Stated goal — Gather every line that includes the word "value", please.

-- START OF Provided records --

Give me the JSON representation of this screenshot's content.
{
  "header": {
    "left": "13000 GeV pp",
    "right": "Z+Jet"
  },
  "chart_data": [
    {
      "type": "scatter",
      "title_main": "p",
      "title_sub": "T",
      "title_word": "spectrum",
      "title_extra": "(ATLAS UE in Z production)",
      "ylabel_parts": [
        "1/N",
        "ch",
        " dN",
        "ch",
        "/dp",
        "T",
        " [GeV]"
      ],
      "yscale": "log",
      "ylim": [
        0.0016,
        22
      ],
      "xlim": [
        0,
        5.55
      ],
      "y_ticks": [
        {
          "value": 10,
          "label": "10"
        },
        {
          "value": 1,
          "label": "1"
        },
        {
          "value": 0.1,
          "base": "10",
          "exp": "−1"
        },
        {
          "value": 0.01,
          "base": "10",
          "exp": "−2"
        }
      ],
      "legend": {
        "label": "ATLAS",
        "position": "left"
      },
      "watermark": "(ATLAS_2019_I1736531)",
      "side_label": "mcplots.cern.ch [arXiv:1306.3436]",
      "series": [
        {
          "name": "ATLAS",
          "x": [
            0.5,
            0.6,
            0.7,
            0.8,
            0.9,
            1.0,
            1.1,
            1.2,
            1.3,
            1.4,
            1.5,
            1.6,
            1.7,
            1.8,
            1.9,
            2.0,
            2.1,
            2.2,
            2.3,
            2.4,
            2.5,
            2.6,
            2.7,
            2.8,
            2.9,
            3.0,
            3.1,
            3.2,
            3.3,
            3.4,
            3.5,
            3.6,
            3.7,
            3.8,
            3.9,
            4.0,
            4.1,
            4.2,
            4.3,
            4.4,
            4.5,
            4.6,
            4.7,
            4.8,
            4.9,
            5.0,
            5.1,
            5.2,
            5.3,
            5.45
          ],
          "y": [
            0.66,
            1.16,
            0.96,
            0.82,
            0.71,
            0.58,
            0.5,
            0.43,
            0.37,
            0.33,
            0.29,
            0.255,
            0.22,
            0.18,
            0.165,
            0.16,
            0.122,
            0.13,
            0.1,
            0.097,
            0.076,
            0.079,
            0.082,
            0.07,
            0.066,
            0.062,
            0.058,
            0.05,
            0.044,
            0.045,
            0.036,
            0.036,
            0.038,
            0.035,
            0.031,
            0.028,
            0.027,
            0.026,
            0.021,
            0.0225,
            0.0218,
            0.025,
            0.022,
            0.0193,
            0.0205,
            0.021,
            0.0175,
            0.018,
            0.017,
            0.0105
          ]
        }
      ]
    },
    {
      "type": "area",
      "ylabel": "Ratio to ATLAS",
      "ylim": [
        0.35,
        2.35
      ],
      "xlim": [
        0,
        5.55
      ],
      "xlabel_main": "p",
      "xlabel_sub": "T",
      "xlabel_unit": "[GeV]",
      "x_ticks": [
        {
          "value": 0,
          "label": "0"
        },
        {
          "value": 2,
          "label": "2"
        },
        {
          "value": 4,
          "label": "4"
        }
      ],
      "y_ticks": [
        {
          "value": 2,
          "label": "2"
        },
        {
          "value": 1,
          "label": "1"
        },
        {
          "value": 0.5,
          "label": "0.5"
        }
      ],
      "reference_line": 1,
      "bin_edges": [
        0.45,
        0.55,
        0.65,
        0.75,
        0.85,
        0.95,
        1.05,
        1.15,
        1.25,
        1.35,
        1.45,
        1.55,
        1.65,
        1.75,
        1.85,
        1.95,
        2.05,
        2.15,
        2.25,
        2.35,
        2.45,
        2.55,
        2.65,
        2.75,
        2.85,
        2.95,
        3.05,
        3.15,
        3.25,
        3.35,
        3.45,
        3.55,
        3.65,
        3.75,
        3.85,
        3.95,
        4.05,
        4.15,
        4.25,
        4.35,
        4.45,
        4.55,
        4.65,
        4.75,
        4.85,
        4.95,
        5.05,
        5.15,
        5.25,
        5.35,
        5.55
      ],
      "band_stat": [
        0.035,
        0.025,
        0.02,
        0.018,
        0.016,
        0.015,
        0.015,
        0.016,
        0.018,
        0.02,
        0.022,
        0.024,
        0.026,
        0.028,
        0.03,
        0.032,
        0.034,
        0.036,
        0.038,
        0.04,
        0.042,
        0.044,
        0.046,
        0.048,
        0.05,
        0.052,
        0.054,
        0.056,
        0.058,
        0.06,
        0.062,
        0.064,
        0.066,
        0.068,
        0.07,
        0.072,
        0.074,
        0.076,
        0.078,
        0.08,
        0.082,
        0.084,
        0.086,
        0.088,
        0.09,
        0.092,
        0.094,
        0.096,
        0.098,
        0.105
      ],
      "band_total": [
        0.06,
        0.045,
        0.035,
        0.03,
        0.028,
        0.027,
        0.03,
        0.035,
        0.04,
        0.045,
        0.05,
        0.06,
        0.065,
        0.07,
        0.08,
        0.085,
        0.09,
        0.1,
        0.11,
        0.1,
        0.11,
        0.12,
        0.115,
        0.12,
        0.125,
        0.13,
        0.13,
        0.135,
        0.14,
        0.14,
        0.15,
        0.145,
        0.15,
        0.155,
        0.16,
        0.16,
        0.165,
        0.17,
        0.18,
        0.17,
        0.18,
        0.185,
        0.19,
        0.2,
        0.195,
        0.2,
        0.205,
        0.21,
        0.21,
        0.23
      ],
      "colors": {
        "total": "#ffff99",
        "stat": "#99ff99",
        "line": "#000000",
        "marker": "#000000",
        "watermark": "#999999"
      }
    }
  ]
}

-- END OF Provided records --

Exercise answer —
          "value": 10,
          "value": 1,
          "value": 0.1,
          "value": 0.01,
          "value": 0,
          "value": 2,
          "value": 4,
          "value": 2,
          "value": 1,
          "value": 0.5,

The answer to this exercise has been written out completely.